The tasks:
a. According to the passage on the US-China rivalry, how many of the world's top 20 technology companies are Chinese?
b. Present the lines of the records as a numbered list, from the first line of the records through the line containing "y-tick-label: 300,000 bbox=[85, 365, 146, 384]", both included. Leave out blank lines.

The US-China trade and technology war has invited comparisons to the Cold War. For international organizations, the lesson of great-power rivalries is to focus on facilitating cooperation toward specifically defined goals, rather than attempting to establish new broad-based rules.

OXFORD – The strategic rivalry between the United States and China poses a sharp challenge to international organizations, which are now at risk of becoming mere pawns of either power. Whether multilateral institutions can retain a role in facilitating desperately needed international cooperation remains to be seen.

The Sino-American conflict is already replacing globally agreed rules with the exercise of raw power, as each side wrestles for access to resources and markets. The US is eschewing long-standing trade agreements in favor of unilaterally imposed measures. China is carving out its own economic and geostrategic sphere through bilateral partnerships and aid, trade, and investment packages under its transnational Belt and Road Initiative (BRI).

The two rivals are also competing for control of new technologies and the data that enable them. Among the top 20 technology companies in the world, nine are Chinese and 11 are American. On the Chinese side, the tech giants enjoy access to a wealth of data, because they are backed by a government that is bent on collecting it for the purpose of surveillance and establishing a social-credit system. Equally, Chinese companies are expanding their reach and access to data, such as China’s CloudWalk deal to build facial-recognition software in Zimbabwe. On the US side, the tech giants are being supported through provisions in trade agreements like the US-Mexico-Canada Agreement (USMCA), which requires cross-border data flows without restriction.

Extracted material:
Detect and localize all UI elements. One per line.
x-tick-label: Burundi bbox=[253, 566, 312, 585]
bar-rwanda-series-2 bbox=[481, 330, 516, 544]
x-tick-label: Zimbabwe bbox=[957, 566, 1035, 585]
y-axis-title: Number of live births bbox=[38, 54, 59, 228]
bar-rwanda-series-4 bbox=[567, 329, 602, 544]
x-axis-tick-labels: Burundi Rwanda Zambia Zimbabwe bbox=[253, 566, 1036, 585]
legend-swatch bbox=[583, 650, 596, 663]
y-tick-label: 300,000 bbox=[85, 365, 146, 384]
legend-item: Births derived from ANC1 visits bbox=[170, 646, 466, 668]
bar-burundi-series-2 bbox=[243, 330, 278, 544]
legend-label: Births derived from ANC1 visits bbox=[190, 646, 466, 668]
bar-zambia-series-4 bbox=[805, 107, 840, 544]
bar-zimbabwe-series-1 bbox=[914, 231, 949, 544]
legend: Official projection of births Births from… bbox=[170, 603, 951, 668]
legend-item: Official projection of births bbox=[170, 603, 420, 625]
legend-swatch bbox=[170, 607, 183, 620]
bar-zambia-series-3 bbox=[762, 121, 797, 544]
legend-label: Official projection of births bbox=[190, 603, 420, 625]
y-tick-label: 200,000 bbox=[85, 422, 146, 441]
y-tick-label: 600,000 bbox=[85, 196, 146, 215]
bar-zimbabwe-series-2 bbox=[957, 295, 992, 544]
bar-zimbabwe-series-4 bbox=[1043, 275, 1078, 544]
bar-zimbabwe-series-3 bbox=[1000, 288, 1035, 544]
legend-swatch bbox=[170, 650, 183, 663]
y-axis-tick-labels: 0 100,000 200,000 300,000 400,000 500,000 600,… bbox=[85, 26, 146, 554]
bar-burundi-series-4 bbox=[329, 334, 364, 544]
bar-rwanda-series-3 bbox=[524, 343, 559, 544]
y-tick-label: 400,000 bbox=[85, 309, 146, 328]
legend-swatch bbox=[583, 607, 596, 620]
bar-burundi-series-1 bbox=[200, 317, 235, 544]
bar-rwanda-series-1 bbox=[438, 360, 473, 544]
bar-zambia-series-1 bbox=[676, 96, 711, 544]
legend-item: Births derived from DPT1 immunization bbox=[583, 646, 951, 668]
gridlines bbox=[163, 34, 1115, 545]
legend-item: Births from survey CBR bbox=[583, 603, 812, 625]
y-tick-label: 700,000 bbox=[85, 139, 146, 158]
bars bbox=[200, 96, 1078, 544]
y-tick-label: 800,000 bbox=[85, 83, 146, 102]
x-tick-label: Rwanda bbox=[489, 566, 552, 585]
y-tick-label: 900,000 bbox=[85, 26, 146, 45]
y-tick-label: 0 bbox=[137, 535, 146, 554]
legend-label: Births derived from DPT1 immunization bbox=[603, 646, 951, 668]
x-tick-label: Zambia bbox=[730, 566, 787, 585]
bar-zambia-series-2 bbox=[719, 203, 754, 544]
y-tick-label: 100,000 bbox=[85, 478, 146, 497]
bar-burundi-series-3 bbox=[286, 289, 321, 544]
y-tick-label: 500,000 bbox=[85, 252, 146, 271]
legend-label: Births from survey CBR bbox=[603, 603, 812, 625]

Responses for each task:
a. Nine

b.
1. Detect and localize all UI elements. One per line.
2. x-tick-label: Burundi bbox=[253, 566, 312, 585]
3. bar-rwanda-series-2 bbox=[481, 330, 516, 544]
4. x-tick-label: Zimbabwe bbox=[957, 566, 1035, 585]
5. y-axis-title: Number of live births bbox=[38, 54, 59, 228]
6. bar-rwanda-series-4 bbox=[567, 329, 602, 544]
7. x-axis-tick-labels: Burundi Rwanda Zambia Zimbabwe bbox=[253, 566, 1036, 585]
8. legend-swatch bbox=[583, 650, 596, 663]
9. y-tick-label: 300,000 bbox=[85, 365, 146, 384]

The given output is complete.